Complete the following:
a) List every character the episode summary mentions by name, leaving out any false identity someone uses.
b) Carry the episode summary forward from its last sentence.

Source extract:
══════════════════════════════

Captain’s log. The Enterprise has received word that negotiations between the Federation and the Klingon Empire have broken down. A surprise attack is expected. Kirk has been ordered to go to Organia—the only Class-M planet in the disputed area between the nations—to keep the Klingons from using it as a base. En route, the Enterprise is ambushed by a Klingon ship, but they are able to destroy it. Right after that, Uhura gets a Code 1 message from Starfleet Command: it’s war.

When they arrive at Organia, Uhura relays a report that there’s a Klingon fleet in the sector. Kirk and Spock beam down, with the captain leaving Sulu in charge. If the Klingon fleet shows up, Sulu’s orders are to evaluate the situation, and abandon Organia to join the fleet.

The Organians are pretty blasé about two guys beaming down out of nowhere. They are greeted by Ayelbourne, one of the Council of Elders. While Spock checks out the village, Kirk speaks to the council, offering them protection from the Klingons. The Organians, however, have no interest in being protected. Kirk’s stories of slave labor camps and the military dictatorship of the Klingon Empire destroying their way of life fall on deaf ears. Spock also reports that the Organian culture is stagnant, and unchanged for tens of thousands of years.

Star Trek, Original Series, season one, Errand of Mercy

A Klingon fleet shows up in orbit. Sulu retreats on Kirk’s order, and the Organians offer to protect Kirk and Spock from the occupation force that beams down by giving them native clothing (and also confiscating their weapons). The Klingon commander, Kor, enters the council chambers, introducing himself as the military governor of Organia. Kirk identifies himself as Baroner, and Kor notices that “Baroner” is the only Organian who doesn’t smile like an idiot. Spock claims to be a trader in kevas and trillium. Kor orders him taken away for interrogation, as he might be a spy. Kor chooses Kirk to be the liaison between the occupying government and the civil population, as he finds his “good, honest hatred” to be refreshing. The Organians themselves are completely cooperative with Kor’s demands.

══════════════════════════════

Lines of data
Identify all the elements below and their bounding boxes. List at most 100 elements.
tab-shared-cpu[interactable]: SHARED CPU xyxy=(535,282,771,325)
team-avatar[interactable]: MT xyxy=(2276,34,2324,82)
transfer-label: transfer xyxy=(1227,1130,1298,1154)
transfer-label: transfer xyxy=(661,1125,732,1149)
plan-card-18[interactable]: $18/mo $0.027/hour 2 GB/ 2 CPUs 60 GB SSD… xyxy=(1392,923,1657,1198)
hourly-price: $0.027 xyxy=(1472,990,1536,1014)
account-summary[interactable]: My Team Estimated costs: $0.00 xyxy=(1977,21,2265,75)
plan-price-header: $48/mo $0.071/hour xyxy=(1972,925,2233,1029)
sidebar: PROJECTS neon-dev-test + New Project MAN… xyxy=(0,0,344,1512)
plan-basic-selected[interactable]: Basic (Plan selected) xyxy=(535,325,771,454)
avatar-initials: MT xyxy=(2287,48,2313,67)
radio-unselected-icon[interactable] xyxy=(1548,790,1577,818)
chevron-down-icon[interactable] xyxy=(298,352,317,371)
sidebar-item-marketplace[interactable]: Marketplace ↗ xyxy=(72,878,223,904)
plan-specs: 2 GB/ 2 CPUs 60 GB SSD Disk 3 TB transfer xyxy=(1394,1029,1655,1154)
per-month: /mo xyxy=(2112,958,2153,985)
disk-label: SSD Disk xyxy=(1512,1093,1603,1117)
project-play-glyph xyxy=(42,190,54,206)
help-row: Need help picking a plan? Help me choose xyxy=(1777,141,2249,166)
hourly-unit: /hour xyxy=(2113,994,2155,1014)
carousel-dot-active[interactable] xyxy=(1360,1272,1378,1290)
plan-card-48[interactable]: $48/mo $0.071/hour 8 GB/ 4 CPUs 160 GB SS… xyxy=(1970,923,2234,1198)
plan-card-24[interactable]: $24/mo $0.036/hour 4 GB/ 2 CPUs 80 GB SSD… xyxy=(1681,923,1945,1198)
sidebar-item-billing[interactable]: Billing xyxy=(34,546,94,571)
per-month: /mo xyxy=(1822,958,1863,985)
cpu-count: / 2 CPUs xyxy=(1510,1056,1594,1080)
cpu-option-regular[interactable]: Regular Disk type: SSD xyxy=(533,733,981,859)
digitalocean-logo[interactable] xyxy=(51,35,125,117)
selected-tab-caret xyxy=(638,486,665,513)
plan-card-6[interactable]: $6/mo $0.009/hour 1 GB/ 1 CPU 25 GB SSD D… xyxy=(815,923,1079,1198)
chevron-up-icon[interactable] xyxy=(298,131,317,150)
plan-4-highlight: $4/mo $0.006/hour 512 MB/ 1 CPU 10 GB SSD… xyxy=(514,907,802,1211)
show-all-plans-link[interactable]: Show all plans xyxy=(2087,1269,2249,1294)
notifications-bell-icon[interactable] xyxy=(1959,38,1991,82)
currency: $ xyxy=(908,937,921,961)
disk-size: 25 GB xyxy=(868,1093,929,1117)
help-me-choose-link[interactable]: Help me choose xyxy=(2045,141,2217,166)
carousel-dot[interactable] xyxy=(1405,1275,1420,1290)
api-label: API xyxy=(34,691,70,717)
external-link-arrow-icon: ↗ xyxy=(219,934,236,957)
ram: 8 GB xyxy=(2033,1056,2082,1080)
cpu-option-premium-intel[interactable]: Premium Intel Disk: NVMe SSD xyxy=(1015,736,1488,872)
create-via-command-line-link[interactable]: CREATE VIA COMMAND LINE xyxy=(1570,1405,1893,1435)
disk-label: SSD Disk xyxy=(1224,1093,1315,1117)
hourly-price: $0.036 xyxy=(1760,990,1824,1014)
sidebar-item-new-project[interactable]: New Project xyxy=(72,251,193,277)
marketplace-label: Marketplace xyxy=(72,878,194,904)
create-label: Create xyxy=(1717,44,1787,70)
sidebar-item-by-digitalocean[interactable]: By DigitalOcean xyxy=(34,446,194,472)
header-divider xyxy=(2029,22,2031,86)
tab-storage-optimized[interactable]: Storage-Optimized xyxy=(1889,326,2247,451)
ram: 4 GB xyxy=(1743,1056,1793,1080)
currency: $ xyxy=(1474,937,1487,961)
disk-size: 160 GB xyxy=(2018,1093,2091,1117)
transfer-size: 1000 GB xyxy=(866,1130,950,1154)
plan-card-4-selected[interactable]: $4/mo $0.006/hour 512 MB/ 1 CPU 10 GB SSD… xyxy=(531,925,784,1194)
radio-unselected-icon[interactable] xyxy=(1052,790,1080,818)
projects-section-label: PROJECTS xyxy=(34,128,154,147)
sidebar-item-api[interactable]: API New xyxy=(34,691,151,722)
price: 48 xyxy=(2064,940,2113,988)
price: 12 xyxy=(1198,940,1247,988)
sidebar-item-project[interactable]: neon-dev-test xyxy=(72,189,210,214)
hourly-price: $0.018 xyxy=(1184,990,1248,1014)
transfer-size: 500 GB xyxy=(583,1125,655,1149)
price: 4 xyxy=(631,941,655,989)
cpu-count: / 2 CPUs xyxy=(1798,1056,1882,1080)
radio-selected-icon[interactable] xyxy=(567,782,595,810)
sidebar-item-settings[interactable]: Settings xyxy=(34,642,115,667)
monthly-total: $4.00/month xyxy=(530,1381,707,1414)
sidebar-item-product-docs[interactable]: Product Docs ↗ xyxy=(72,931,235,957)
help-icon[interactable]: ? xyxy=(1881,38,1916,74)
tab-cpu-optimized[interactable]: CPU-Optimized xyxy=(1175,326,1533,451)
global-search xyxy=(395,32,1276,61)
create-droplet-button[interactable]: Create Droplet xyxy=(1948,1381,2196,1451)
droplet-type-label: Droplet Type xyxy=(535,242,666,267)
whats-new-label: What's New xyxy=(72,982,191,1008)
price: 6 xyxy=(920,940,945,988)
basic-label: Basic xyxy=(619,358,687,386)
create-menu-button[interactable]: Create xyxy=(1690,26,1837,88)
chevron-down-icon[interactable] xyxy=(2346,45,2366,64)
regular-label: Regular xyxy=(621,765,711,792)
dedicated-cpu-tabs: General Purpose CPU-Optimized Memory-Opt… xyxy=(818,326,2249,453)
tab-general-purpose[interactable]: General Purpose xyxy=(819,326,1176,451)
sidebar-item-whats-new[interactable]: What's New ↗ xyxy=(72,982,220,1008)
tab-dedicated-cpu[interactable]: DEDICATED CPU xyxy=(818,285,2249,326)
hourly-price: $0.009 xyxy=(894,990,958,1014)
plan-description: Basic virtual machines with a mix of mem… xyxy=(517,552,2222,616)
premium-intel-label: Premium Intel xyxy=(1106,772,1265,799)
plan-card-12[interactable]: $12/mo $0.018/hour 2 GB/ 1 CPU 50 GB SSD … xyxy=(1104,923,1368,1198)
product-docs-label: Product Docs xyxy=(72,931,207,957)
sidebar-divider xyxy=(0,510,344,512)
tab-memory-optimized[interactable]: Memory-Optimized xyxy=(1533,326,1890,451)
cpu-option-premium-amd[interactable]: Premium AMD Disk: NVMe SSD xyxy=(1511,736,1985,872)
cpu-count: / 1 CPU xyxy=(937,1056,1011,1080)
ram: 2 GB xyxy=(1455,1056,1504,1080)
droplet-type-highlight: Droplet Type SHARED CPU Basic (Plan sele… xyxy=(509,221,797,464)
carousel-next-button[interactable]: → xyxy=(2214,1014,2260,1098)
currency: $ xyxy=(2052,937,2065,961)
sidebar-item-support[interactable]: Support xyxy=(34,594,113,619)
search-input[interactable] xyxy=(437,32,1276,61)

══════════════════════════════

Task-by-task results:
a) Kirk, Uhura, Spock, Sulu, Ayelbourne, Kor

b)
Spock is interrogated using the Klingon mind scanner, and while his telepathic discipline enables him to maintain the fiction of his disguise, it is a close call. Kirk would not be so lucky if he was to be subjected to it.

Star Trek, Original Series, season one, Errand of Mercy

Kirk and Spock blow up a munitions dump. Ayelbourne and the rest of the council are aghast at their violent act. Kor has the council chambers under surveillance, so he knows who blew up the munitions dump, and puts Kirk and Spock under arrest. Rather than let Kirk be subjected to the mind scanner, Ayelbourne tells Kor who Kirk really is. Kor is thrilled that he has captured a starship captain, though he’d been hoping to meet Kirk in battle, not like this.

Kor shares a drink with Kirk and they talk for a bit, then Kor has him put in a cell alongside Spock. They are still determined to carry out their mission, even though the Organians themselves don’t seem to give a rip.

Star Trek, Original Series, season one, Errand of Mercy

Then Ayelbourne frees them from the cell. Kirk is confused, especially since Ayelbourne betrayed them to the Klingons in the first place. Upon learning that they’ve escaped, Kor orders two hundred Organians killed. Ayelbourne and the others are completely unconcerned about this. However, they reluctantly give Kirk and Spock their phasers back, just to get them off their backs. The pair break into the citadel, taking down several of Kor’s people, and eventually breaking into Kor’s office and taking him prisoner. Kor is fairly philosophical about being captured. There’s a Federation fleet en route to engage the Klingon fleet in space.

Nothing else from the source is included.